GIVEN INSTRUCTION: Render the rows from the first one through the row containing "y-tick-label: 2,500 — [235, 345, 278, 364]", inclusive, as a numbered list, leaving out any blank lines.

....

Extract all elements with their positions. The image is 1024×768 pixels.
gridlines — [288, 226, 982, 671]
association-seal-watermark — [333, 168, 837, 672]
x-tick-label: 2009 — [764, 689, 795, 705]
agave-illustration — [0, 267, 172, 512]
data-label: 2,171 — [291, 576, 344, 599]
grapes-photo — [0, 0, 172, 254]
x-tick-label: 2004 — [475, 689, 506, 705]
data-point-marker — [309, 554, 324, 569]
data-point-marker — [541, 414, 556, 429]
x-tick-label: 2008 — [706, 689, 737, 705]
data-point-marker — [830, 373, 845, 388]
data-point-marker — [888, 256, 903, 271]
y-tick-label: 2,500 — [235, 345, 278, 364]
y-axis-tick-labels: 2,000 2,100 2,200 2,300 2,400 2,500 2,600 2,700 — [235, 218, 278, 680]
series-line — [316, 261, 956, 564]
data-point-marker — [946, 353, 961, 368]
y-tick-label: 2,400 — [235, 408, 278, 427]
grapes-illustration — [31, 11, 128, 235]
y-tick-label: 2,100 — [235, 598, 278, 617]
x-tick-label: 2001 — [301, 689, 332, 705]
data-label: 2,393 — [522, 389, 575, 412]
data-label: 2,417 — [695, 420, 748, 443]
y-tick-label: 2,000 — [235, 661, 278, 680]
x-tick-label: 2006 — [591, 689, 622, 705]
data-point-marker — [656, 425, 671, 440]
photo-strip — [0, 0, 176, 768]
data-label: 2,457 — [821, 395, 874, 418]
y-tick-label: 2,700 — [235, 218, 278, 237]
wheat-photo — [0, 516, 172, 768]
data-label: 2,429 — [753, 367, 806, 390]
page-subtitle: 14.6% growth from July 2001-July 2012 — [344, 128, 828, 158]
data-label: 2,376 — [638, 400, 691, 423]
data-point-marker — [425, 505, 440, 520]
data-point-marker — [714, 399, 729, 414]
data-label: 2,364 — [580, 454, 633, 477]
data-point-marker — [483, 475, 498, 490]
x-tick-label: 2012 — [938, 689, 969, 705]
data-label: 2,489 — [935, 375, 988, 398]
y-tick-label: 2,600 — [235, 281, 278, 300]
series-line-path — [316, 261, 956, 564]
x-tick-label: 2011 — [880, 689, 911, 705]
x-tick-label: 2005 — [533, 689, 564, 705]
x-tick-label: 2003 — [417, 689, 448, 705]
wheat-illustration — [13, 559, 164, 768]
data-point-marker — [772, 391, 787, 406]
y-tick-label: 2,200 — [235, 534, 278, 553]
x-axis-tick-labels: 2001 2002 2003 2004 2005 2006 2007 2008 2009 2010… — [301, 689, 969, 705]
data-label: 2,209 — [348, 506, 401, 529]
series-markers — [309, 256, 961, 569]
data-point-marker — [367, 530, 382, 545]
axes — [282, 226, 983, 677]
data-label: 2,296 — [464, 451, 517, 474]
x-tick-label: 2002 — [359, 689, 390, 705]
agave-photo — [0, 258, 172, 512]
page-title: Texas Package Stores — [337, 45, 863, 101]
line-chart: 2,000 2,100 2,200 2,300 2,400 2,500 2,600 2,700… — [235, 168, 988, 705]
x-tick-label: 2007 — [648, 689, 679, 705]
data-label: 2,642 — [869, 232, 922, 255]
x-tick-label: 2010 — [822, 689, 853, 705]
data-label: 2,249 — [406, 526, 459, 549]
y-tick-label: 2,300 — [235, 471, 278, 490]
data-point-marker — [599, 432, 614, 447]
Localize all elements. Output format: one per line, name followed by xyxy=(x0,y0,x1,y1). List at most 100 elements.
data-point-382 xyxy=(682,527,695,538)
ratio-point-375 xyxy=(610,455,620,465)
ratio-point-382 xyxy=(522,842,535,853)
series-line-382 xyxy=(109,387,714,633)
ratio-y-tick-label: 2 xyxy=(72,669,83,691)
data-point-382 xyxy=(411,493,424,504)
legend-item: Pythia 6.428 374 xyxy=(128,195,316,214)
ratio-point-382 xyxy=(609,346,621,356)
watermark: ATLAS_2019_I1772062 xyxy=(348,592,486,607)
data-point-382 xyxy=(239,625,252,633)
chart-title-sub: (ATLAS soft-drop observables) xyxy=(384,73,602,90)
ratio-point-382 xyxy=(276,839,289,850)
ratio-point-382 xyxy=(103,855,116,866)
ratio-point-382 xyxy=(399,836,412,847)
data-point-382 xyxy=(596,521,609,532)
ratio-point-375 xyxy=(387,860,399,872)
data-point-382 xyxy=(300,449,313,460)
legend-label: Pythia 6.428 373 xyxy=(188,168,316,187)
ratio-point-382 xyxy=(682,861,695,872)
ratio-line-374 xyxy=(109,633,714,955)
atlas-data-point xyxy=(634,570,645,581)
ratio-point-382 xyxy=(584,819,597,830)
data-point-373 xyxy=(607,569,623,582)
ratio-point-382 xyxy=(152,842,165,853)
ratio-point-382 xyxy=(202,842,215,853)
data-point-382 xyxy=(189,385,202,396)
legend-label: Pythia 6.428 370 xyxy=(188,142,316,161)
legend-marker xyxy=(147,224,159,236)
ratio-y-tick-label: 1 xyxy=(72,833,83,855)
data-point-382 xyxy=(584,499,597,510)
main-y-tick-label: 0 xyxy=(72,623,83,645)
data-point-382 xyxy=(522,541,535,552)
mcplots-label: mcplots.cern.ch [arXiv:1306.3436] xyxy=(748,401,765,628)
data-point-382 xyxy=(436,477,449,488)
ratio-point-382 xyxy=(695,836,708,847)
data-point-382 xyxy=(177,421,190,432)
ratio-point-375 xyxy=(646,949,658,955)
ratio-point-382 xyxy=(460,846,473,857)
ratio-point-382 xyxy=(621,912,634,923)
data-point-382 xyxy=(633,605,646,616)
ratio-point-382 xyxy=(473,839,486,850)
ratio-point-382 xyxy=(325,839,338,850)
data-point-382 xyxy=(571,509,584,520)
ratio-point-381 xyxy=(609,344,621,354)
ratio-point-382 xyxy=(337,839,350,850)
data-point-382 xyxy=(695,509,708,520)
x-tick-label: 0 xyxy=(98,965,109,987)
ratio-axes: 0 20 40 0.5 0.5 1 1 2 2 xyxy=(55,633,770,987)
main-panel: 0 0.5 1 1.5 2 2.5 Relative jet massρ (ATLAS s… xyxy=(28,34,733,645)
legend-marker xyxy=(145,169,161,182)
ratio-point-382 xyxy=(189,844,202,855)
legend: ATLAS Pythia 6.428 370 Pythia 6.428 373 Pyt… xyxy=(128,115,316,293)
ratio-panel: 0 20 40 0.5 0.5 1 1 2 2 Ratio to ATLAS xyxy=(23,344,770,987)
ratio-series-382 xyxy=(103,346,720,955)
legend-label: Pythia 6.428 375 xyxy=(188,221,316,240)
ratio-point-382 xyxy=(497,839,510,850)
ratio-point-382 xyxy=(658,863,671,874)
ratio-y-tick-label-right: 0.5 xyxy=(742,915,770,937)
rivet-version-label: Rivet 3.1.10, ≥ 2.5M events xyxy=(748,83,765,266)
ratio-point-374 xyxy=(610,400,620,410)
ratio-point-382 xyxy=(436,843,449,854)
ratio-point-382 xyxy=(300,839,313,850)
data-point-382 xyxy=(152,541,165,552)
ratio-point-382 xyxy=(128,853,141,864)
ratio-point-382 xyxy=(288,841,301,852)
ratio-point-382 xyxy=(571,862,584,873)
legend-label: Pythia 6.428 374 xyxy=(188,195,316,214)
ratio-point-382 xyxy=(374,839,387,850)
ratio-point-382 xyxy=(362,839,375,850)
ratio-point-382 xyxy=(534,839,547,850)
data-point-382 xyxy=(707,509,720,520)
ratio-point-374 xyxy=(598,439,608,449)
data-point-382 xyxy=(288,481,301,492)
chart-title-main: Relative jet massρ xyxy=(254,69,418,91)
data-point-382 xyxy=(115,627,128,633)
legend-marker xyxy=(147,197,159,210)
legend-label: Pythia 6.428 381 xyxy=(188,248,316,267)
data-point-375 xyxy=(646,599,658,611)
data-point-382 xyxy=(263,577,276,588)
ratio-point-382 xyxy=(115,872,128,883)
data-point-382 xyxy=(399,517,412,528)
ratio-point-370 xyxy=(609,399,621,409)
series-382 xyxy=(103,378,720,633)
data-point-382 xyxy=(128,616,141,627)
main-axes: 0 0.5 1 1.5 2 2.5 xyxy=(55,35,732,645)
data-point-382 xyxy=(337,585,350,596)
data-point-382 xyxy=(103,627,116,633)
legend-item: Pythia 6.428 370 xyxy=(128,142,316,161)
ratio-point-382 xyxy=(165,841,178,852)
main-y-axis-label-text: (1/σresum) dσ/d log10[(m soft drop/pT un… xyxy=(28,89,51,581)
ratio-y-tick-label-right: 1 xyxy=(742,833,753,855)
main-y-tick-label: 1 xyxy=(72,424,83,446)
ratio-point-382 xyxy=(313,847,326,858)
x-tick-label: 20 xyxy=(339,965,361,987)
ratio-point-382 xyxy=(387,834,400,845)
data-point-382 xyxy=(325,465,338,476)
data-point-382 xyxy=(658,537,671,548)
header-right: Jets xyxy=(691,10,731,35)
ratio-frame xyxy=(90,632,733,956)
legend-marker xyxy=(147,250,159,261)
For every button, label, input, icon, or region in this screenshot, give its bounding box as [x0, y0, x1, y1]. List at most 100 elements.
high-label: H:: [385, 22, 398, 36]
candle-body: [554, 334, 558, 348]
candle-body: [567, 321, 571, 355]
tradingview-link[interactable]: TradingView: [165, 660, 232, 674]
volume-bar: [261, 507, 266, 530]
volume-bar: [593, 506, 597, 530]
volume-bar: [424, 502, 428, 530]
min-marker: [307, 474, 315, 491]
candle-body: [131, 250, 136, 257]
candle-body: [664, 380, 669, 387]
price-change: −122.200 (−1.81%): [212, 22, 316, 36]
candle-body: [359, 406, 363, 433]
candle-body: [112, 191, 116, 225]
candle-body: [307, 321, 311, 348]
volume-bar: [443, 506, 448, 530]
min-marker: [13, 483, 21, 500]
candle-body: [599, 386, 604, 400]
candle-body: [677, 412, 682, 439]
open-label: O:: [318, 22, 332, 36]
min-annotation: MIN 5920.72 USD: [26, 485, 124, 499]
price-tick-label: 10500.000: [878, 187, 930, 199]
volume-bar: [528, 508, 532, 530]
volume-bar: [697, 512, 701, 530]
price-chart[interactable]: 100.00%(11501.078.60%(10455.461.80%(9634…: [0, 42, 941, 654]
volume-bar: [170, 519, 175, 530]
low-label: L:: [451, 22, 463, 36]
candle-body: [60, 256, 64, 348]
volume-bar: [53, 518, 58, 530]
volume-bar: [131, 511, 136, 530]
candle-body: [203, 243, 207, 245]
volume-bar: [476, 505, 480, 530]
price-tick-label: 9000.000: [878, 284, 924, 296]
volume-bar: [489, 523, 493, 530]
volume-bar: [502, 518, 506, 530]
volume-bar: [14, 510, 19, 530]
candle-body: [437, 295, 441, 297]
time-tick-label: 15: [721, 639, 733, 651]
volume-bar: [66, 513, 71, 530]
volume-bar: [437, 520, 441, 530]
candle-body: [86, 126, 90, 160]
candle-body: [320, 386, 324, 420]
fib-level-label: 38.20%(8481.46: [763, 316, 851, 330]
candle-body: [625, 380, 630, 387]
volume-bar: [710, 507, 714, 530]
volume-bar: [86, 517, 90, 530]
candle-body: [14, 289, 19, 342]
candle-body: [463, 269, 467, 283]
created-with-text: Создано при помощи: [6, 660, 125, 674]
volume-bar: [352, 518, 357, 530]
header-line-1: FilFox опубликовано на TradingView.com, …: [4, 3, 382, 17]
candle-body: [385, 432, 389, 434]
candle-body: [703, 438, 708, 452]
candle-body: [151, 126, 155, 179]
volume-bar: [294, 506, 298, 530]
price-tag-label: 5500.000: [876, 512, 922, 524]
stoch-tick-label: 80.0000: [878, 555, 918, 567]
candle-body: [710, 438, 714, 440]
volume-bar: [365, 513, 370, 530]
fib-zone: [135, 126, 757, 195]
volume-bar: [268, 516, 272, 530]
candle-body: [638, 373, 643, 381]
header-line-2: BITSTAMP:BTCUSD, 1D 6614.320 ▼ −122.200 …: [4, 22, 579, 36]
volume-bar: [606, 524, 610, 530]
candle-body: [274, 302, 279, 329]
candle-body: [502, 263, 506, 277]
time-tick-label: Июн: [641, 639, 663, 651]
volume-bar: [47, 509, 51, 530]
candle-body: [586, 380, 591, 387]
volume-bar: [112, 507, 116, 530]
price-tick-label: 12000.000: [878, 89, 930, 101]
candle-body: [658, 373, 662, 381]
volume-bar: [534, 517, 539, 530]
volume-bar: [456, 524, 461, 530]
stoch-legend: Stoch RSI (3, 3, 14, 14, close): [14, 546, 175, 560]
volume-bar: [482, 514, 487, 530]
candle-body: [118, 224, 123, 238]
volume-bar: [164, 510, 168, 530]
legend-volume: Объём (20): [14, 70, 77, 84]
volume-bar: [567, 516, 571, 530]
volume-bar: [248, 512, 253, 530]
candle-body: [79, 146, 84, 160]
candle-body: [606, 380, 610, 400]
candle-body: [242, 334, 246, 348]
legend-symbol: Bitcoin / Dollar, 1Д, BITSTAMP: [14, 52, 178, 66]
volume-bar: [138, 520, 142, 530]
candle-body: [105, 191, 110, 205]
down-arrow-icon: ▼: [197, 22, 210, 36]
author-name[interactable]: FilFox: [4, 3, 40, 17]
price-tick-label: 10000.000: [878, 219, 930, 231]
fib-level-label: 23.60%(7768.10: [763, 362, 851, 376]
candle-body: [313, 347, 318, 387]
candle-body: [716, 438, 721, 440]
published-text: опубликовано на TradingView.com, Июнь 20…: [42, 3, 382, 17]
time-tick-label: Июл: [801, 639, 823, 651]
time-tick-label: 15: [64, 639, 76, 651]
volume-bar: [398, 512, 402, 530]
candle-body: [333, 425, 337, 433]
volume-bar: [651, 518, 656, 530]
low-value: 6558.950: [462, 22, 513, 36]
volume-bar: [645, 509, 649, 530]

....

TASK SOLUTION:
1. Extract all elements with their positions. The image is 1024×768 pixels.
2. gridlines — [288, 226, 982, 671]
3. association-seal-watermark — [333, 168, 837, 672]
4. x-tick-label: 2009 — [764, 689, 795, 705]
5. agave-illustration — [0, 267, 172, 512]
6. data-label: 2,171 — [291, 576, 344, 599]
7. grapes-photo — [0, 0, 172, 254]
8. x-tick-label: 2004 — [475, 689, 506, 705]
9. data-point-marker — [309, 554, 324, 569]
10. data-point-marker — [541, 414, 556, 429]
11. x-tick-label: 2008 — [706, 689, 737, 705]
12. data-point-marker — [830, 373, 845, 388]
13. data-point-marker — [888, 256, 903, 271]
14. y-tick-label: 2,500 — [235, 345, 278, 364]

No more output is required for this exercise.